**Written task:** Check each line of the listing for the word "about" and report how many lines contain it, giving nothing but the number.

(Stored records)
+-------+
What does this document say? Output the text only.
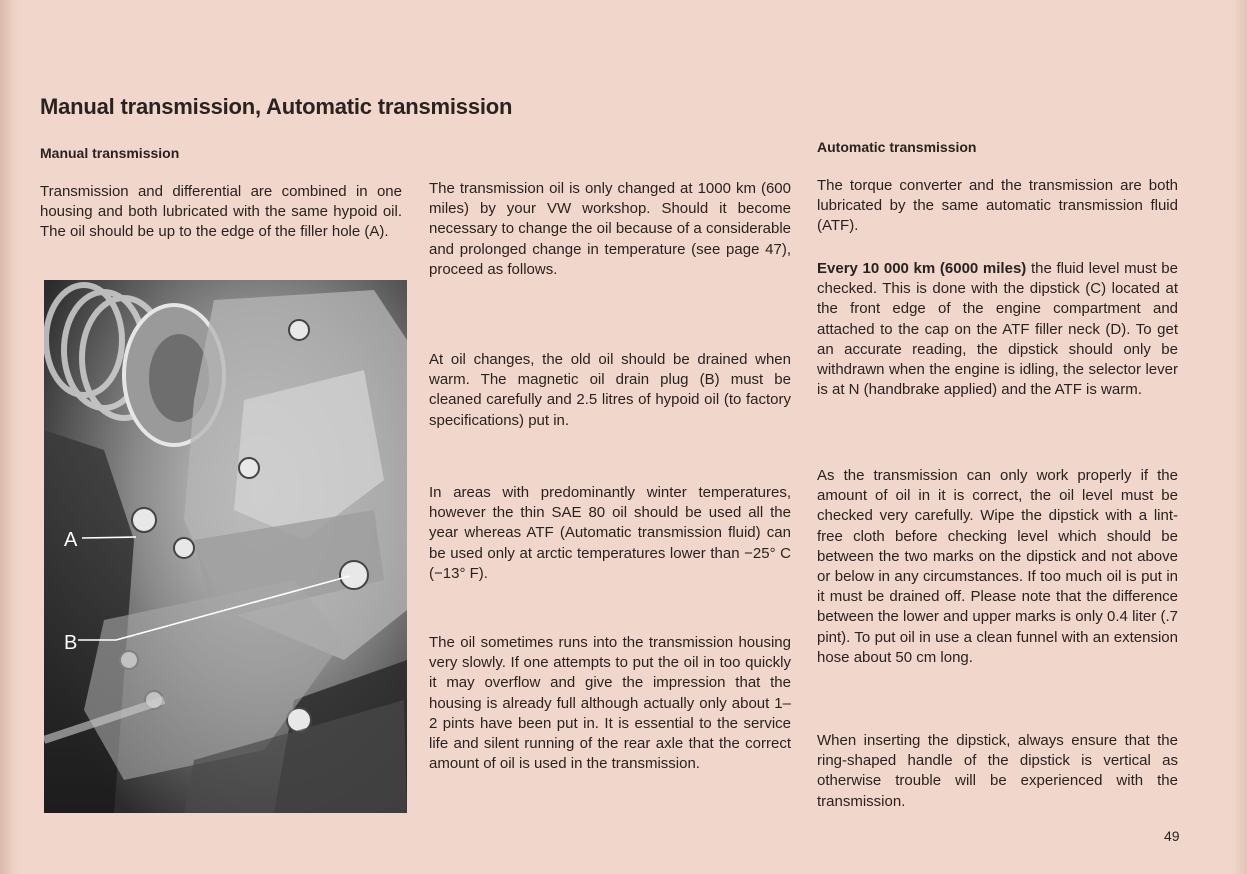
Manual transmission, Automatic transmission
Manual transmission

Transmission and differential are combined in one housing and both lubricated with the same hypoid oil. The oil should be up to the edge of the filler hole (A).

A
B

The transmission oil is only changed at 1000 km (600 miles) by your VW workshop. Should it become necessary to change the oil because of a considerable and prolonged change in temperature (see page 47), proceed as follows.

At oil changes, the old oil should be drained when warm. The magnetic oil drain plug (B) must be cleaned carefully and 2.5 litres of hypoid oil (to factory specifications) put in.

In areas with predominantly winter temperatures, however the thin SAE 80 oil should be used all the year whereas ATF (Automatic transmission fluid) can be used only at arctic temperatures lower than −25° C (−13° F).

The oil sometimes runs into the transmission housing very slowly. If one attempts to put the oil in too quickly it may overflow and give the impression that the housing is already full although actually only about 1–2 pints have been put in. It is essential to the service life and silent running of the rear axle that the correct amount of oil is used in the transmission.

Automatic transmission

The torque converter and the transmission are both lubricated by the same automatic transmission fluid (ATF).

Every 10 000 km (6000 miles) the fluid level must be checked. This is done with the dipstick (C) located at the front edge of the engine compartment and attached to the cap on the ATF filler neck (D). To get an accurate reading, the dipstick should only be withdrawn when the engine is idling, the selector lever is at N (handbrake applied) and the ATF is warm.

As the transmission can only work properly if the amount of oil in it is correct, the oil level must be checked very carefully. Wipe the dipstick with a lint-free cloth before checking level which should be between the two marks on the dipstick and not above or below in any circumstances. If too much oil is put in it must be drained off. Please note that the difference between the lower and upper marks is only 0.4 liter (.7 pint). To put oil in use a clean funnel with an extension hose about 50 cm long.

When inserting the dipstick, always ensure that the ring-shaped handle of the dipstick is vertical as otherwise trouble will be experienced with the transmission.

49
+-------+
**Result of this task:** 2